>> BEGIN

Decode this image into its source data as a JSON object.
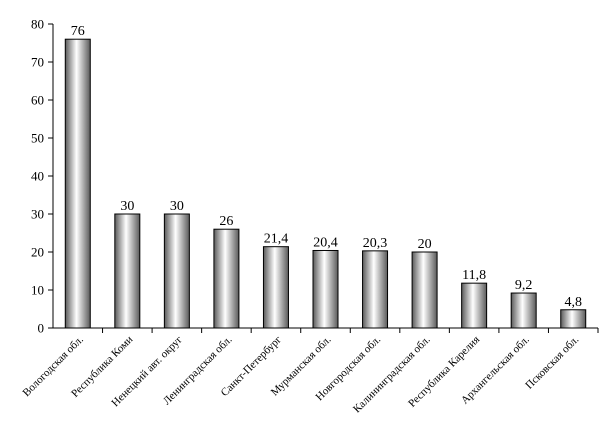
{
  "chart_data": {
    "type": "bar",
    "title": "",
    "xlabel": "",
    "ylabel": "",
    "ylim": [
      0,
      80
    ],
    "yticks": [
      0,
      10,
      20,
      30,
      40,
      50,
      60,
      70,
      80
    ],
    "grid": false,
    "categories": [
      "Вологодская обл.",
      "Республика Коми",
      "Ненецкий авт. округ",
      "Ленинградская обл.",
      "Санкт-Петербург",
      "Мурманская обл.",
      "Новгородская обл.",
      "Калининградская обл.",
      "Республика Карелия",
      "Архангельская обл.",
      "Псковская обл."
    ],
    "values": [
      76,
      30,
      30,
      26,
      21.4,
      20.4,
      20.3,
      20,
      11.8,
      9.2,
      4.8
    ],
    "value_labels": [
      "76",
      "30",
      "30",
      "26",
      "21,4",
      "20,4",
      "20,3",
      "20",
      "11,8",
      "9,2",
      "4,8"
    ],
    "colors": {
      "bar_dark": "#5a5a5a",
      "bar_light": "#ffffff",
      "axis": "#000000"
    }
  }
}
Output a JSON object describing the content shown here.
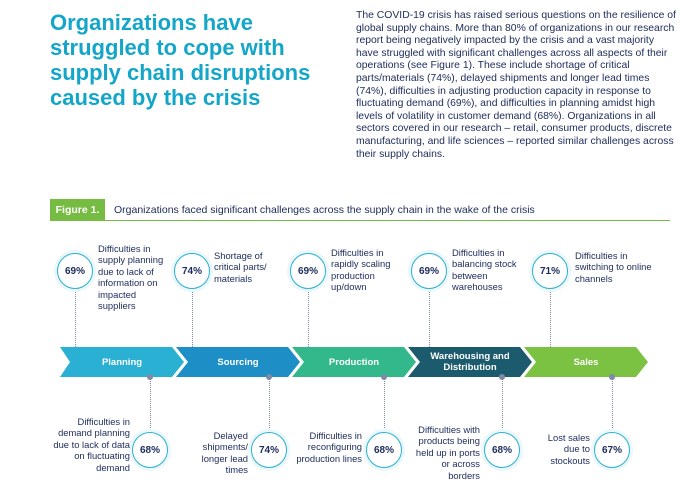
{
  "headline": "Organizations have struggled to cope with supply chain disruptions caused by the crisis",
  "intro": "The COVID-19 crisis has raised serious questions on the resilience of global supply chains. More than 80% of organizations in our research report being negatively impacted by the crisis and a vast majority have struggled with significant challenges across all aspects of their operations (see Figure 1). These include shortage of critical parts/materials (74%), delayed shipments and longer lead times (74%), difficulties in adjusting production capacity in response to fluctuating demand (69%), and difficulties in planning amidst high levels of volatility in customer demand (68%). Organizations in all sectors covered in our research – retail, consumer products, discrete manufacturing, and life sciences – reported similar challenges across their supply chains.",
  "figure": {
    "label": "Figure 1.",
    "title": "Organizations faced significant challenges across the supply chain in the wake of the crisis"
  },
  "stages": [
    {
      "name": "Planning",
      "color": "#2ab0d3"
    },
    {
      "name": "Sourcing",
      "color": "#1d8fc6"
    },
    {
      "name": "Production",
      "color": "#32b88a"
    },
    {
      "name": "Warehousing and Distribution",
      "color": "#1c5a6e"
    },
    {
      "name": "Sales",
      "color": "#7cc242"
    }
  ],
  "top_challenges": [
    {
      "value": "69%",
      "text": "Difficulties in supply planning due to lack of information on impacted suppliers"
    },
    {
      "value": "74%",
      "text": "Shortage of critical parts/ materials"
    },
    {
      "value": "69%",
      "text": "Difficulties in rapidly scaling production up/down"
    },
    {
      "value": "69%",
      "text": "Difficulties in balancing stock between warehouses"
    },
    {
      "value": "71%",
      "text": "Difficulties in switching to online channels"
    }
  ],
  "bottom_challenges": [
    {
      "value": "68%",
      "text": "Difficulties in demand planning due to lack of data on fluctuating demand"
    },
    {
      "value": "74%",
      "text": "Delayed shipments/ longer lead times"
    },
    {
      "value": "68%",
      "text": "Difficulties in reconfiguring production lines"
    },
    {
      "value": "68%",
      "text": "Difficulties with products being held up in ports or across borders"
    },
    {
      "value": "67%",
      "text": "Lost sales due to stockouts"
    }
  ]
}
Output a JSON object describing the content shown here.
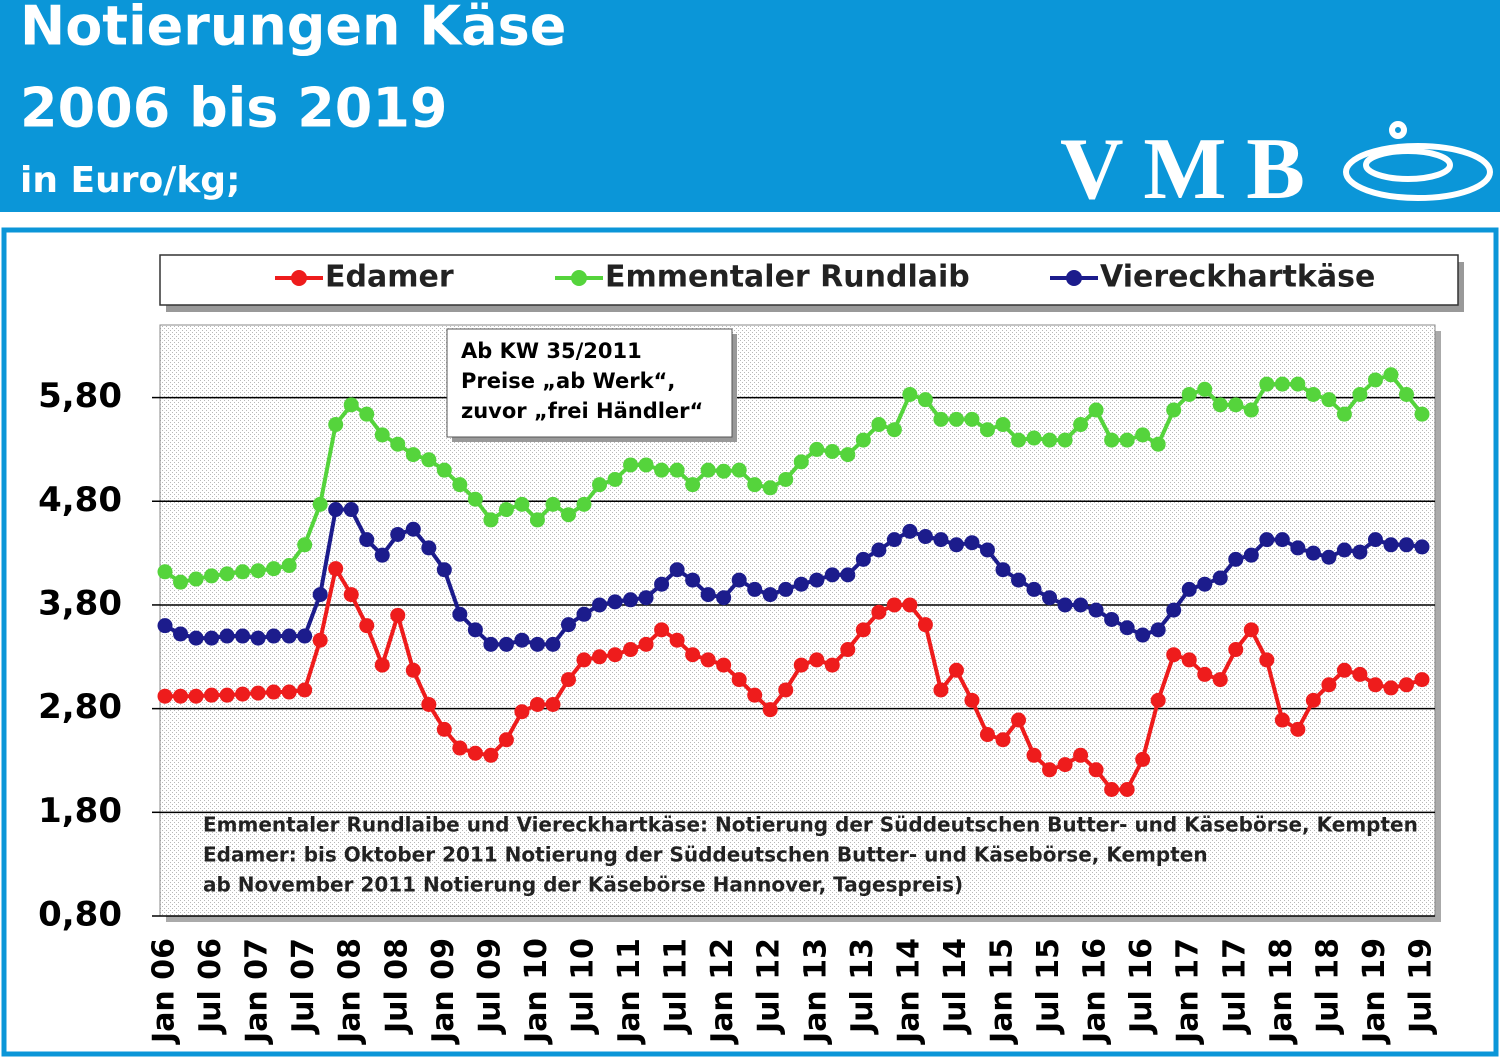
{
  "chart_data": {
    "type": "line",
    "title": "Notierungen  Käse",
    "subtitle": "2006 bis 2019",
    "unit": "in  Euro/kg;",
    "logo": "VMB",
    "annotation": [
      "Ab KW 35/2011",
      "Preise „ab Werk“,",
      "zuvor „frei Händler“"
    ],
    "notes": [
      "Emmentaler Rundlaibe und Viereckhartkäse: Notierung der Süddeutschen Butter-  und Käsebörse, Kempten",
      "Edamer: bis Oktober 2011  Notierung der Süddeutschen Butter- und Käsebörse, Kempten",
      "ab November 2011  Notierung der Käsebörse Hannover, Tagespreis)"
    ],
    "legend": "top",
    "grid": true,
    "ylim": [
      0.8,
      6.5
    ],
    "yticks": [
      {
        "value": 0.8,
        "label": "0,80"
      },
      {
        "value": 1.8,
        "label": "1,80"
      },
      {
        "value": 2.8,
        "label": "2,80"
      },
      {
        "value": 3.8,
        "label": "3,80"
      },
      {
        "value": 4.8,
        "label": "4,80"
      },
      {
        "value": 5.8,
        "label": "5,80"
      }
    ],
    "categories": [
      "Jan 06",
      null,
      null,
      "Jul 06",
      null,
      null,
      "Jan 07",
      null,
      null,
      "Jul 07",
      null,
      null,
      "Jan 08",
      null,
      null,
      "Jul 08",
      null,
      null,
      "Jan 09",
      null,
      null,
      "Jul 09",
      null,
      null,
      "Jan 10",
      null,
      null,
      "Jul 10",
      null,
      null,
      "Jan 11",
      null,
      null,
      "Jul 11",
      null,
      null,
      "Jan 12",
      null,
      null,
      "Jul 12",
      null,
      null,
      "Jan 13",
      null,
      null,
      "Jul 13",
      null,
      null,
      "Jan 14",
      null,
      null,
      "Jul 14",
      null,
      null,
      "Jan 15",
      null,
      null,
      "Jul 15",
      null,
      null,
      "Jan 16",
      null,
      null,
      "Jul 16",
      null,
      null,
      "Jan 17",
      null,
      null,
      "Jul 17",
      null,
      null,
      "Jan 18",
      null,
      null,
      "Jul 18",
      null,
      null,
      "Jan 19",
      null,
      null,
      "Jul 19"
    ],
    "series": [
      {
        "name": "Edamer",
        "color": "#ee1c1c",
        "values": [
          2.92,
          2.92,
          2.92,
          2.93,
          2.93,
          2.94,
          2.95,
          2.96,
          2.96,
          2.98,
          3.46,
          4.15,
          3.9,
          3.6,
          3.22,
          3.7,
          3.17,
          2.84,
          2.6,
          2.42,
          2.37,
          2.35,
          2.5,
          2.77,
          2.84,
          2.84,
          3.08,
          3.27,
          3.3,
          3.32,
          3.37,
          3.42,
          3.56,
          3.46,
          3.32,
          3.27,
          3.22,
          3.08,
          2.93,
          2.79,
          2.98,
          3.22,
          3.27,
          3.22,
          3.37,
          3.56,
          3.73,
          3.8,
          3.8,
          3.61,
          2.98,
          3.17,
          2.88,
          2.55,
          2.5,
          2.69,
          2.35,
          2.21,
          2.26,
          2.35,
          2.21,
          2.02,
          2.02,
          2.31,
          2.88,
          3.32,
          3.27,
          3.13,
          3.08,
          3.37,
          3.56,
          3.27,
          2.69,
          2.6,
          2.88,
          3.03,
          3.17,
          3.13,
          3.03,
          3.0,
          3.03,
          3.08
        ]
      },
      {
        "name": "Emmentaler Rundlaib",
        "color": "#55d43c",
        "values": [
          4.12,
          4.02,
          4.05,
          4.08,
          4.1,
          4.12,
          4.13,
          4.15,
          4.18,
          4.38,
          4.77,
          5.54,
          5.73,
          5.64,
          5.44,
          5.35,
          5.25,
          5.2,
          5.1,
          4.96,
          4.82,
          4.62,
          4.72,
          4.77,
          4.62,
          4.77,
          4.67,
          4.77,
          4.96,
          5.01,
          5.15,
          5.15,
          5.1,
          5.1,
          4.96,
          5.1,
          5.09,
          5.1,
          4.96,
          4.93,
          5.01,
          5.18,
          5.3,
          5.28,
          5.25,
          5.39,
          5.54,
          5.49,
          5.83,
          5.78,
          5.59,
          5.59,
          5.59,
          5.49,
          5.54,
          5.39,
          5.41,
          5.39,
          5.39,
          5.54,
          5.68,
          5.39,
          5.39,
          5.44,
          5.35,
          5.68,
          5.83,
          5.88,
          5.73,
          5.73,
          5.68,
          5.93,
          5.93,
          5.93,
          5.83,
          5.78,
          5.64,
          5.83,
          5.97,
          6.02,
          5.83,
          5.64
        ]
      },
      {
        "name": "Viereckhartkäse",
        "color": "#1c1c8c",
        "values": [
          3.6,
          3.52,
          3.48,
          3.48,
          3.5,
          3.5,
          3.48,
          3.5,
          3.5,
          3.5,
          3.9,
          4.72,
          4.72,
          4.43,
          4.28,
          4.48,
          4.53,
          4.35,
          4.14,
          3.71,
          3.56,
          3.42,
          3.42,
          3.46,
          3.42,
          3.42,
          3.61,
          3.71,
          3.8,
          3.83,
          3.85,
          3.87,
          4.0,
          4.14,
          4.04,
          3.9,
          3.87,
          4.04,
          3.95,
          3.9,
          3.95,
          4.0,
          4.04,
          4.09,
          4.09,
          4.24,
          4.33,
          4.43,
          4.51,
          4.46,
          4.43,
          4.38,
          4.4,
          4.33,
          4.14,
          4.04,
          3.95,
          3.87,
          3.8,
          3.8,
          3.75,
          3.66,
          3.58,
          3.51,
          3.56,
          3.75,
          3.95,
          4.0,
          4.06,
          4.24,
          4.28,
          4.43,
          4.43,
          4.35,
          4.3,
          4.26,
          4.33,
          4.31,
          4.43,
          4.38,
          4.38,
          4.36
        ]
      }
    ]
  }
}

>> END

◆ **DIRECTIONS**:
Review the preceding data and report every line that includes the string "lack".

◆ **SOLUTION TO THIS TASK**:
      "text": "Difficulties in supply planning due to lack of information on impacted suppliers"
      "text": "Difficulties in demand planning due to lack of data on fluctuating demand"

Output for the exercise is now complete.